SOURCE
--- START ---

Monday, 22 February 2016

BOOKS RECEIVED FROM MATERIALS (A review of Sara Larsen's Merry Hell and Danny Hayward's Pragmatic Sanction)

This is being written in the hope of supporting some kind of useful conversation for what seems like important work. It is not known whether or not this kind of conversation is happening, or where it is happening, but it is hoped that the nature of the hope will, at the very least, not hinder such conversation from happening. This is also being written hastily, again in the hope that the nature of the hope will allow for a kind of graceful suspension of judgment.

books in question, Sara Larsen's Merry Hell and Danny Haywood's Pragmatic Sanction (both £3+p&p and available via http://material-s.blogspot.co.uk/ ). Anyone reading this should happily purchase.

both texts are interested in what history is, and living in history now. Sara Larsen uses slippages and associations, like those between hell, Helen, her husband Paris, and the place Paris, to launch an assault on straight thinking and straight history. However language is a motor for this, it is quickly established as an embodied kind of slippage, a lived kind of slippage, like living in multidimensions: "my nerves swap / with Helen / un-cobwebbing all expanse". This claim is lived up to in the poems in the ease with which the poet's passion can see and live through the sequence's dedicatees: "Helen of Troy", "the women of the Paris Commune", and "my friends, now". These friends, I think, live in Oakland, which emerges from the poems as a place where you live by paying rent, with banks, police, riots, fire, and $4 lattes. I could not say that either the time of Helen, the time of the Paris Commune, or the time of Oakland 'now' dominate the world of the poems, and this is testament to the powerful vision the poet offers the reader. This feels both contingent and mythic, in one poem we have:

"my sisters and i at Delphi    vow to    the holiness of the hearts affections

what is an autobiography: me and all the windows are one     the window of this existence dis app  ears"

in context, this feels like mythic and historical Delphi is being inhabited in the present unfolding, on both an allegorical level (i.e. the relationships the poet has with their friends kind of feel like they rhyme with how we might think about the seers and rites of Delphi) and also a pretty straightforward level: if this bit about Delphi is not autobiographically & straightforwardly true and accurate, then what else could Delphi even hope to be? 'the window of this existence' reads to me like the body, that allocated and tranistory portal into the dense collocations of previously lived & currently unfolding experience made accountable and relatable to each other in this sequence of poems - the poet's exceptional vision is always aware, humbled, and enabled by the contingency & comprehension of their body, I think, and the sources in the world that have allowed for their vision: "nameless, i watched the murdered insurg  ent with bullet stately / his third eye blown open [...] he lent me more sight".

--- END ---

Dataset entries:
--- START ---

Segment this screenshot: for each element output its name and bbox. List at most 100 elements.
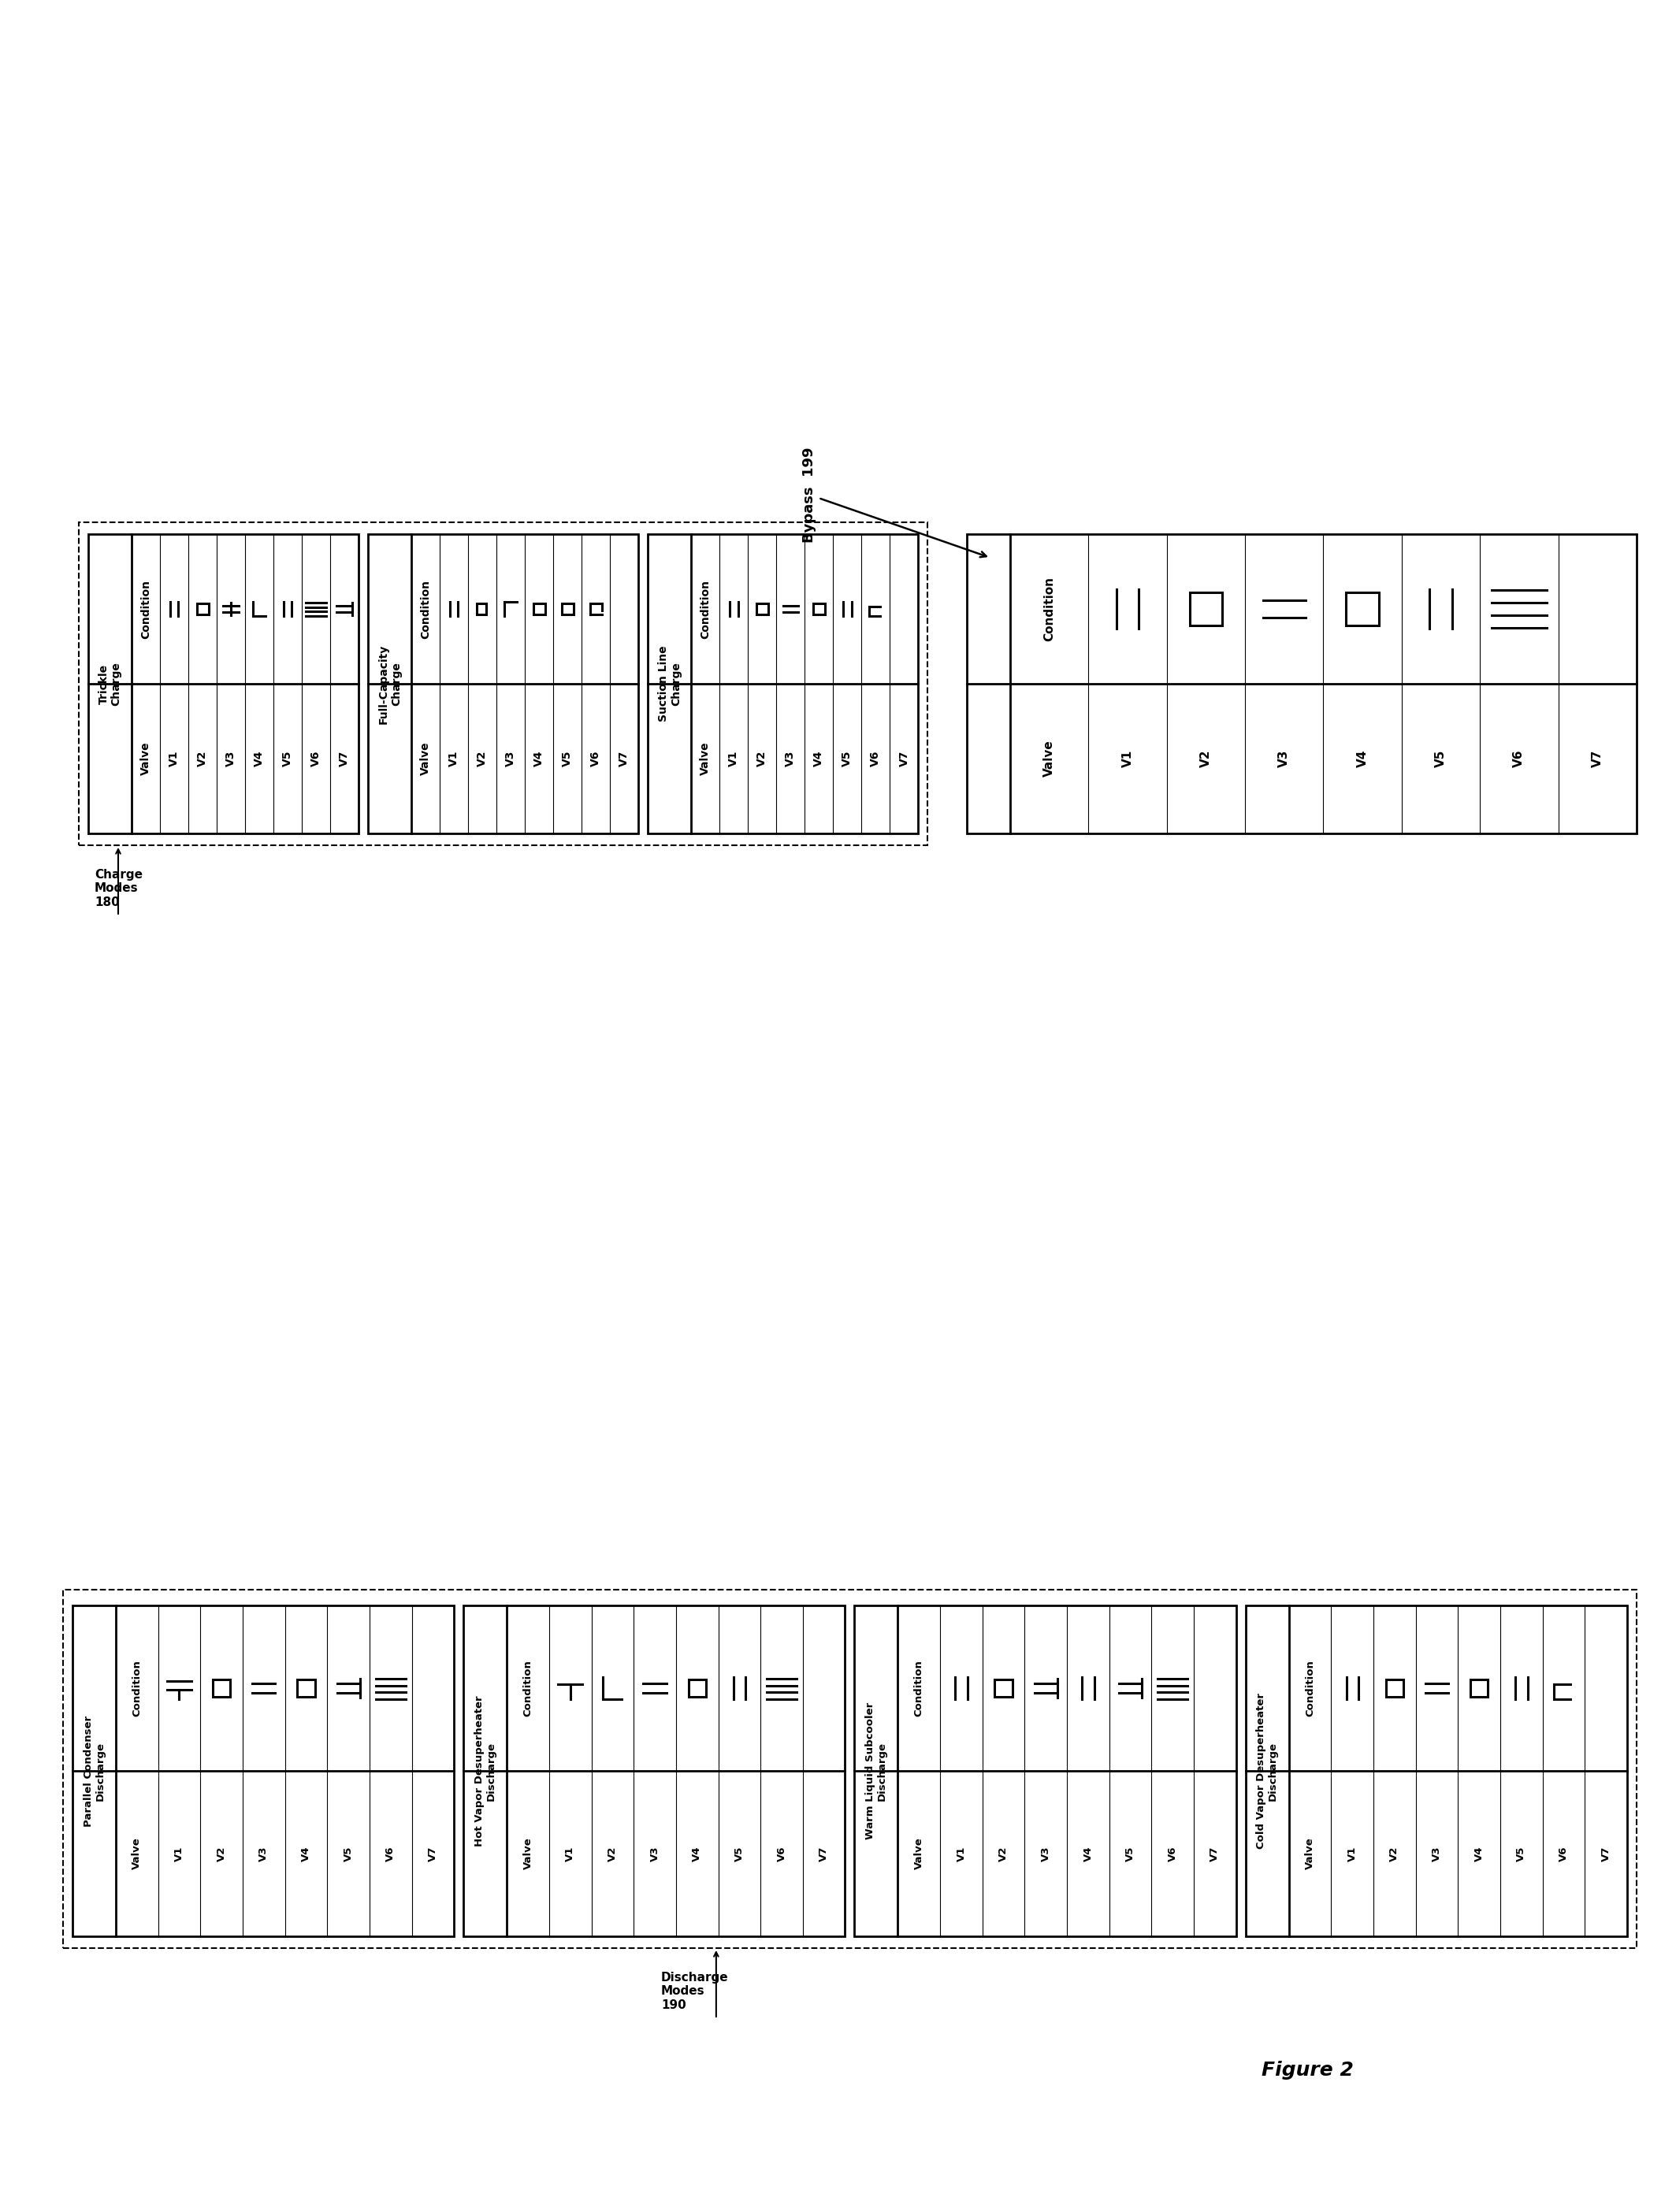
Text: V1: V1 — [957, 1847, 967, 1860]
Text: V1: V1 — [1348, 1847, 1358, 1860]
Text: Condition: Condition — [701, 580, 711, 639]
Text: Valve: Valve — [132, 1838, 142, 1869]
Text: V1: V1 — [1121, 750, 1133, 768]
Text: V7: V7 — [339, 750, 350, 768]
Text: V7: V7 — [618, 750, 630, 768]
Text: V3: V3 — [504, 750, 516, 768]
Text: V7: V7 — [1592, 750, 1604, 768]
Text: V6: V6 — [590, 750, 602, 768]
Text: V7: V7 — [1601, 1847, 1611, 1860]
Text: V1: V1 — [729, 750, 739, 768]
Text: Valve: Valve — [1306, 1838, 1316, 1869]
Text: V1: V1 — [449, 750, 459, 768]
Text: Trickle
Charge: Trickle Charge — [97, 661, 122, 706]
Text: V2: V2 — [1200, 750, 1212, 768]
Text: Bypass  199: Bypass 199 — [803, 447, 985, 557]
Text: V7: V7 — [898, 750, 910, 768]
Text: V2: V2 — [1389, 1847, 1399, 1860]
Text: Charge
Modes
180: Charge Modes 180 — [94, 869, 142, 909]
Text: V3: V3 — [1279, 750, 1291, 768]
Text: V5: V5 — [1125, 1847, 1136, 1860]
Bar — [196, 604, 208, 615]
Text: Valve: Valve — [1044, 741, 1056, 776]
Text: Condition: Condition — [132, 1659, 142, 1717]
Text: V7: V7 — [1210, 1847, 1220, 1860]
Text: Cold Vapor Desuperheater
Discharge: Cold Vapor Desuperheater Discharge — [1257, 1692, 1279, 1849]
Text: Figure 2: Figure 2 — [1262, 2062, 1353, 2079]
Text: Suction Line
Charge: Suction Line Charge — [657, 646, 682, 721]
Text: Condition: Condition — [1306, 1659, 1316, 1717]
Text: V2: V2 — [478, 750, 488, 768]
Text: V4: V4 — [1083, 1845, 1093, 1860]
Text: V3: V3 — [1041, 1845, 1051, 1860]
Bar — [533, 604, 545, 615]
Text: V2: V2 — [216, 1847, 226, 1860]
Text: Condition: Condition — [913, 1659, 923, 1717]
Text: Valve: Valve — [913, 1838, 923, 1869]
Bar — [967, 533, 1636, 834]
Bar — [996, 1679, 1012, 1697]
Bar — [297, 1679, 315, 1697]
Text: Valve: Valve — [523, 1838, 533, 1869]
Text: V5: V5 — [344, 1847, 354, 1860]
Bar — [476, 604, 486, 615]
Text: V5: V5 — [841, 750, 853, 768]
Text: Hot Vapor Desuperheater
Discharge: Hot Vapor Desuperheater Discharge — [474, 1694, 496, 1847]
Text: V4: V4 — [533, 750, 545, 768]
Bar — [813, 604, 825, 615]
Bar — [561, 604, 573, 615]
Text: Full-Capacity
Charge: Full-Capacity Charge — [377, 644, 402, 723]
Text: V5: V5 — [282, 750, 293, 768]
Text: V5: V5 — [734, 1847, 744, 1860]
Text: V4: V4 — [1475, 1845, 1485, 1860]
Text: V6: V6 — [870, 750, 882, 768]
Text: Parallel Condenser
Discharge: Parallel Condenser Discharge — [84, 1714, 106, 1827]
Bar — [72, 1606, 454, 1936]
Text: V2: V2 — [607, 1847, 618, 1860]
Text: V2: V2 — [758, 750, 768, 768]
Text: V6: V6 — [776, 1845, 786, 1860]
Text: V4: V4 — [253, 750, 265, 768]
Bar — [369, 533, 639, 834]
Text: Valve: Valve — [421, 741, 431, 776]
Text: V1: V1 — [169, 750, 179, 768]
Text: V6: V6 — [310, 750, 322, 768]
Text: V6: V6 — [1559, 1845, 1569, 1860]
Text: V2: V2 — [999, 1847, 1009, 1860]
Text: Condition: Condition — [141, 580, 151, 639]
Text: V6: V6 — [1168, 1845, 1178, 1860]
Text: Warm Liquid Subcooler
Discharge: Warm Liquid Subcooler Discharge — [865, 1703, 887, 1840]
Text: V6: V6 — [385, 1845, 396, 1860]
Bar — [1470, 1679, 1488, 1697]
Text: V4: V4 — [692, 1845, 702, 1860]
Text: V3: V3 — [784, 750, 796, 768]
Text: Condition: Condition — [1044, 577, 1056, 641]
Text: V6: V6 — [1513, 750, 1525, 768]
Bar — [756, 604, 768, 615]
Bar — [1346, 593, 1379, 626]
Text: V1: V1 — [565, 1847, 575, 1860]
Text: V7: V7 — [820, 1847, 830, 1860]
Bar — [64, 1590, 1636, 1949]
Text: V4: V4 — [813, 750, 825, 768]
Text: V3: V3 — [225, 750, 236, 768]
Bar — [855, 1606, 1237, 1936]
Text: V7: V7 — [427, 1847, 437, 1860]
Text: Condition: Condition — [523, 1659, 533, 1717]
Text: Condition: Condition — [421, 580, 431, 639]
Text: V5: V5 — [1435, 750, 1446, 768]
Text: V5: V5 — [561, 750, 573, 768]
Text: Valve: Valve — [141, 741, 151, 776]
Bar — [1245, 1606, 1627, 1936]
Text: Discharge
Modes
190: Discharge Modes 190 — [660, 1971, 729, 2011]
Text: V4: V4 — [302, 1845, 312, 1860]
Bar — [464, 1606, 845, 1936]
Bar — [689, 1679, 706, 1697]
Bar — [1386, 1679, 1403, 1697]
Bar — [89, 533, 359, 834]
Text: V4: V4 — [1356, 750, 1368, 768]
Text: V1: V1 — [174, 1847, 184, 1860]
Bar — [649, 533, 918, 834]
Bar — [213, 1679, 230, 1697]
Text: Valve: Valve — [701, 741, 711, 776]
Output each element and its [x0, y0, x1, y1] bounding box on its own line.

--- END ---

TO-DO LIST
**A)** Answer these questions from the review of Merry Hell and Pragmatic Sanction:
(i) What price does the review give for each book?
(ii) Which three dedicatees of Sara Larsen's sequence does the review name?
(iii) What does "the window of this existence" read like to the reviewer?
**B)** Carry on the review of Merry Hell and Pragmatic Sanction from the point where it stops.

ANSWERS TO THE EXERCISE
**A)**
(i) £3+p&p
(ii) "Helen of Troy", "the women of the Paris Commune", and "my friends, now"
(iii) The body

**B)**
Damn the Caesars has claimed of Merry Hell's connection to Oakland now that "[r]emoved from its local environment, the legibility of such a document is limited at best" [ http://damnthecaesars.blogspot.co.uk/2012/11/two-compline-titles-from-oakland-out.html ] . Put quickly, the scope of the poet's imagination, the ease with which it can reinscribe and associate ostensibly distinct historical moods perhaps make it best read removed from its local environment, insofar as the poems work hard to inscribe their own environment, the geographic specificity of cries like "o Oakland" changing the nature of the place, allowing it to dwell with "the Hotel de Ville" and "the dirt of Sparta" in a place where, the poet has ensured, "there is no eternal homeland" and "nothing is indelible" . What emerges is not an ahistorical, or postmodern, landscape: there is a pointedness, seriousness and sense of direction retained throughout the poetry's temporal and physical slippages, even as they manipulate the intoxicating kinds of dreamy associations well-known to poetic thinking to get there (best of all when the poet knows "i am dead and living it", and wonders "how do i come / not in time not  space / or wherever"): the poet can be seen to conduct their operations with a singular and committed purpose:

"to only crash through costume lavish sweetbread club officers    un union of femme

is my serious task"

Danny Hayward proposes 'our task':

"which is to teach ourselves just what movement is in spite of the desire to believe that movement cannot be taught, to teach ourselves the structure in which we move, to teach ourselves to approach fearlessly the immense power it has to exceed us, not denying but making our intensities adequate to that excess, as the intelligent fire that overflows in its turn, this is our task."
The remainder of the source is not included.